Set task
Among the entries below, find the lines with "JSON" and copy them.

Provided records
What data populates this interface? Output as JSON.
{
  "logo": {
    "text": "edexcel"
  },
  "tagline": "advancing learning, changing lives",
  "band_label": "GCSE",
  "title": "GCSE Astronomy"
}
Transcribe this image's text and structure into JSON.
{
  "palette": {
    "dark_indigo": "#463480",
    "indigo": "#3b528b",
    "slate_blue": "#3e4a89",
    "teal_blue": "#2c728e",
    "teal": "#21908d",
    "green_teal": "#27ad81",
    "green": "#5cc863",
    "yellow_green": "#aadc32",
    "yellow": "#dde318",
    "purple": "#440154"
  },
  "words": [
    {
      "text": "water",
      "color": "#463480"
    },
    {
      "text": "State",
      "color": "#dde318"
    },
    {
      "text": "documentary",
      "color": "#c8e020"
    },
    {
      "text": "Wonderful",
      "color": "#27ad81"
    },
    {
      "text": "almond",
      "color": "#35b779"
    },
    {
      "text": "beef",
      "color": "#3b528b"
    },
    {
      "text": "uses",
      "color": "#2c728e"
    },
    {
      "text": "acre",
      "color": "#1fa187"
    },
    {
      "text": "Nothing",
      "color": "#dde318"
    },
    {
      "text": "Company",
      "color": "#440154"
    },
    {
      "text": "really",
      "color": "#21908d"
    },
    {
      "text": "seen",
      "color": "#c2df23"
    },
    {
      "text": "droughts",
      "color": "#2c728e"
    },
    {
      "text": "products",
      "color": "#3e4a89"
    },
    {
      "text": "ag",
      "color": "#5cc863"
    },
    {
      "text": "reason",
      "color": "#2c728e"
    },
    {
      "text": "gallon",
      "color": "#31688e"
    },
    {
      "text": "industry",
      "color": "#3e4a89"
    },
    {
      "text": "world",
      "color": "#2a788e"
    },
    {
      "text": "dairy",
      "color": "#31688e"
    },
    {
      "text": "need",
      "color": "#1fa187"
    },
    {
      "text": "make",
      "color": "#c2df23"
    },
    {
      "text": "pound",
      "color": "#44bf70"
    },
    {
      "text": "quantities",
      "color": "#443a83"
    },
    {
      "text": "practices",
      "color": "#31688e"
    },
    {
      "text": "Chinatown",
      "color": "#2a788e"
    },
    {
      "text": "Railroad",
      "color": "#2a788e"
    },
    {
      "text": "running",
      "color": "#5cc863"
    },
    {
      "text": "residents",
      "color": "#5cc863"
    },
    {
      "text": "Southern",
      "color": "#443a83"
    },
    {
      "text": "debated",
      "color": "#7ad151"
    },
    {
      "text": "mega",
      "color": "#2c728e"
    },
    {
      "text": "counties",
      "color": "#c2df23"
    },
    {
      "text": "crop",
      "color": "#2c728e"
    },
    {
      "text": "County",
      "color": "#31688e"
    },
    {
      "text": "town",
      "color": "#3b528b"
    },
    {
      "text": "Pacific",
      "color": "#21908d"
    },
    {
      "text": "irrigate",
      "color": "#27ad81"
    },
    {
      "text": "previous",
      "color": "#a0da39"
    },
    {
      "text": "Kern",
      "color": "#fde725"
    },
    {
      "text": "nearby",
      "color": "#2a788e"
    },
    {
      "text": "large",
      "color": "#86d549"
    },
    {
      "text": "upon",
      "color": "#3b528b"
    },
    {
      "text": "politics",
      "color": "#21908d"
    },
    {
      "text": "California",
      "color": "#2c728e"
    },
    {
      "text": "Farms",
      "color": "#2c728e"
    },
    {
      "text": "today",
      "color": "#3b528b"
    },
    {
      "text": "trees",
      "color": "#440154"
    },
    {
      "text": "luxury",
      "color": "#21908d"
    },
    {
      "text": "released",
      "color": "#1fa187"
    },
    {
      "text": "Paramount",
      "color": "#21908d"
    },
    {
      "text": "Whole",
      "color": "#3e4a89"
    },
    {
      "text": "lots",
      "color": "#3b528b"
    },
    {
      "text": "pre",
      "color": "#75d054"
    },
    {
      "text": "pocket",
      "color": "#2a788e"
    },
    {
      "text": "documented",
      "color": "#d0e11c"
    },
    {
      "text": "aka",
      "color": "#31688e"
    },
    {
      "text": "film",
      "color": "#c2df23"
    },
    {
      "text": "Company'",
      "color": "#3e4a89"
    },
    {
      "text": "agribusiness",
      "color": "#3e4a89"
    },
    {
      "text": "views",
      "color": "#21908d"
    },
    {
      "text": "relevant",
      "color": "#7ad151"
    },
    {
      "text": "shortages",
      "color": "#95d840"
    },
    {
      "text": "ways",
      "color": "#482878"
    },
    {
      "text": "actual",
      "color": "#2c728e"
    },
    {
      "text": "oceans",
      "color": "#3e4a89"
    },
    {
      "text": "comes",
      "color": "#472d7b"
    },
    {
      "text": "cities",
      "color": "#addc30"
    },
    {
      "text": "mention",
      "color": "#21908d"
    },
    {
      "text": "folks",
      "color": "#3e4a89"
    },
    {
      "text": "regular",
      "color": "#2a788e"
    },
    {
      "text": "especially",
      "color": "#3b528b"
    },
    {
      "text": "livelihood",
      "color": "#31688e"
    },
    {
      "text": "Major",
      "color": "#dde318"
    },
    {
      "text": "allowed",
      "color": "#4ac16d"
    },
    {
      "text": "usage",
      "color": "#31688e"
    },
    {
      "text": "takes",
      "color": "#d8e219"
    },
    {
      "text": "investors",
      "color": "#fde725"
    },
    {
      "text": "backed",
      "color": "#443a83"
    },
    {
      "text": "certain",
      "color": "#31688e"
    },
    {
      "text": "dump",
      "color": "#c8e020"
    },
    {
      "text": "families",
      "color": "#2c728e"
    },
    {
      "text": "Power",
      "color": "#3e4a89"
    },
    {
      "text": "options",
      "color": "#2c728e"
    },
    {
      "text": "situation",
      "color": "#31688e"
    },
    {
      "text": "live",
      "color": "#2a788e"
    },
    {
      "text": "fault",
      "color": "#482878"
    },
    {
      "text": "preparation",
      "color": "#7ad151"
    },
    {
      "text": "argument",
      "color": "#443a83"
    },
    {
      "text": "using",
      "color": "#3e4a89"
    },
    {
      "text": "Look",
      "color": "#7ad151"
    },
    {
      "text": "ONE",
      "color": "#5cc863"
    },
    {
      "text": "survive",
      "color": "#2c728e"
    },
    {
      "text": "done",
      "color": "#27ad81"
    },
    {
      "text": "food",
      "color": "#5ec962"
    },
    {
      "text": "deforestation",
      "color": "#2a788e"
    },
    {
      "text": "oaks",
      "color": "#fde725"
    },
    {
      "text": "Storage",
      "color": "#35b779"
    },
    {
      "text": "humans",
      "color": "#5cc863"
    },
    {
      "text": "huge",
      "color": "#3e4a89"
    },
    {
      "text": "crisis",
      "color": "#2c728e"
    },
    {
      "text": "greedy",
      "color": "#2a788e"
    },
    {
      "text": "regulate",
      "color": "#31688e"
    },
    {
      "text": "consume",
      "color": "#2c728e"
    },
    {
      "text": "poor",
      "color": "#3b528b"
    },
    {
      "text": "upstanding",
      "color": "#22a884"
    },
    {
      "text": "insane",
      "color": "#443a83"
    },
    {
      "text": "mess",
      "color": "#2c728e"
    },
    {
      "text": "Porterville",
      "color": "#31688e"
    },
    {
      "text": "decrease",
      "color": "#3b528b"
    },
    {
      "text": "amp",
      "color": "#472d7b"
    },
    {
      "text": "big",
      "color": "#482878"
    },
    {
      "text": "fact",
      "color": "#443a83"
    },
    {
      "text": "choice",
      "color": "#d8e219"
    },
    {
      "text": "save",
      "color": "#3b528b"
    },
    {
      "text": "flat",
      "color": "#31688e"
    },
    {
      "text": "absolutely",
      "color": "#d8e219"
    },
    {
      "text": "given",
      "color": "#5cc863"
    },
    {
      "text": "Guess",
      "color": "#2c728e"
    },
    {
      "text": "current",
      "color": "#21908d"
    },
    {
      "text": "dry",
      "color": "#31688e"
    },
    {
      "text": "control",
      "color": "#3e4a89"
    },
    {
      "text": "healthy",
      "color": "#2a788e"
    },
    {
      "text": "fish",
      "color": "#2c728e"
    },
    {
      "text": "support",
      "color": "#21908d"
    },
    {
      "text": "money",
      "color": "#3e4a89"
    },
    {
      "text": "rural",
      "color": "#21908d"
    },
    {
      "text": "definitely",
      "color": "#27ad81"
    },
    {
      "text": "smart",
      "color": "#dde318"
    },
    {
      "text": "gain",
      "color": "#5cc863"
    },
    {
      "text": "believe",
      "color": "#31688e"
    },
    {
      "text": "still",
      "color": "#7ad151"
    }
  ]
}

Correct output
What data populates this interface? Output as JSON.
Transcribe this image's text and structure into JSON.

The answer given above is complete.